>> start Data supplied

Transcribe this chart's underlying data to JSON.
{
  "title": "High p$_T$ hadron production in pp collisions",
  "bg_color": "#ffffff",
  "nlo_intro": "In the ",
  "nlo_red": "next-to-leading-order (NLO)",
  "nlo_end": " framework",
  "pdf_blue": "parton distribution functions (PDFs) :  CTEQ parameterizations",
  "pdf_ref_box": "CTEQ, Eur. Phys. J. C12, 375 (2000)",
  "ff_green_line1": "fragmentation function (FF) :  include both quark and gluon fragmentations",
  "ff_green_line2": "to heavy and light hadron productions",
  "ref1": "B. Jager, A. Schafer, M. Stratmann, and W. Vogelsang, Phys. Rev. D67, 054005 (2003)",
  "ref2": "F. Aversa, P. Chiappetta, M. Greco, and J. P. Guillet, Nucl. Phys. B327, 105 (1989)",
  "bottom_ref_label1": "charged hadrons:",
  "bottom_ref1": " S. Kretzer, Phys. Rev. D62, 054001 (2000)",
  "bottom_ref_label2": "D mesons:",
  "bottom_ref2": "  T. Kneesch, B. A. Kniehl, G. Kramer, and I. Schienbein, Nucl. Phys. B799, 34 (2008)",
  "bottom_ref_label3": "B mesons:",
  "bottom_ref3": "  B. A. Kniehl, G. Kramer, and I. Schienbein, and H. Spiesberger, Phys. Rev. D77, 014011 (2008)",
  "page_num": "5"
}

>> end Data supplied

:: Problem to work on ::
Take the material above and return all of it exactly.

:: Solved problem ::
Transcribe this chart's underlying data to JSON.
{
  "title": "High p$_T$ hadron production in pp collisions",
  "bg_color": "#ffffff",
  "nlo_intro": "In the ",
  "nlo_red": "next-to-leading-order (NLO)",
  "nlo_end": " framework",
  "pdf_blue": "parton distribution functions (PDFs) :  CTEQ parameterizations",
  "pdf_ref_box": "CTEQ, Eur. Phys. J. C12, 375 (2000)",
  "ff_green_line1": "fragmentation function (FF) :  include both quark and gluon fragmentations",
  "ff_green_line2": "to heavy and light hadron productions",
  "ref1": "B. Jager, A. Schafer, M. Stratmann, and W. Vogelsang, Phys. Rev. D67, 054005 (2003)",
  "ref2": "F. Aversa, P. Chiappetta, M. Greco, and J. P. Guillet, Nucl. Phys. B327, 105 (1989)",
  "bottom_ref_label1": "charged hadrons:",
  "bottom_ref1": " S. Kretzer, Phys. Rev. D62, 054001 (2000)",
  "bottom_ref_label2": "D mesons:",
  "bottom_ref2": "  T. Kneesch, B. A. Kniehl, G. Kramer, and I. Schienbein, Nucl. Phys. B799, 34 (2008)",
  "bottom_ref_label3": "B mesons:",
  "bottom_ref3": "  B. A. Kniehl, G. Kramer, and I. Schienbein, and H. Spiesberger, Phys. Rev. D77, 014011 (2008)",
  "page_num": "5"
}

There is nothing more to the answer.